Data excerpts:

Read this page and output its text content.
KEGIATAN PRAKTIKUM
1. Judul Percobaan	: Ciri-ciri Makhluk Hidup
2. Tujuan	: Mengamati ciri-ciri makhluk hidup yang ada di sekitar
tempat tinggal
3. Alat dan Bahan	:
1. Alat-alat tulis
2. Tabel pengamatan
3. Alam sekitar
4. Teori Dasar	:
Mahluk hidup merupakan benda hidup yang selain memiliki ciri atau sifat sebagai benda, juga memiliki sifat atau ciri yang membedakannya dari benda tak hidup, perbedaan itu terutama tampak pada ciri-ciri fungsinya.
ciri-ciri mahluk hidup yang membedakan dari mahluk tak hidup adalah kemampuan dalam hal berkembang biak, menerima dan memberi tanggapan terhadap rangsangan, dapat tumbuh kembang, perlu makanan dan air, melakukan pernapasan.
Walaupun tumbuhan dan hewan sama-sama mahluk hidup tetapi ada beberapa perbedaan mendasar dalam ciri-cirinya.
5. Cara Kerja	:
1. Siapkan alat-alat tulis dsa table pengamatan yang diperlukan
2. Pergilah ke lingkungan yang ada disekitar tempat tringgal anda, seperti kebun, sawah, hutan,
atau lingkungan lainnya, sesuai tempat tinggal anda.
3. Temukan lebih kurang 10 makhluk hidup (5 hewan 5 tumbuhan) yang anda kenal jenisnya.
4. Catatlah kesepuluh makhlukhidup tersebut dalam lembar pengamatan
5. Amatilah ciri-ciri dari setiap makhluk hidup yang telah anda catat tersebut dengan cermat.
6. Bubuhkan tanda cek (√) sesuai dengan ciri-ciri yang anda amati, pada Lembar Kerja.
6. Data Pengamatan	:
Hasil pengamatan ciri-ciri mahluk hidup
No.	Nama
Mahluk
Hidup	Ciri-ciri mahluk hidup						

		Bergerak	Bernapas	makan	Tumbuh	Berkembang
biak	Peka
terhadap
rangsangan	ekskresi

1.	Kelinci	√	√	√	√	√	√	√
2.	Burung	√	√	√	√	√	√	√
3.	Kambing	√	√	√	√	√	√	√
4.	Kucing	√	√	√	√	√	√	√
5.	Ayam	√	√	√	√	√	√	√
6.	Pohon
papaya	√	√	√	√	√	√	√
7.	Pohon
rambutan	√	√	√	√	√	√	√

What is required: Find every line in the records that contains the word "Kerja"; copy those lines.

Expected answer:
5. Cara Kerja	:
6. Bubuhkan tanda cek (√) sesuai dengan ciri-ciri yang anda amati, pada Lembar Kerja.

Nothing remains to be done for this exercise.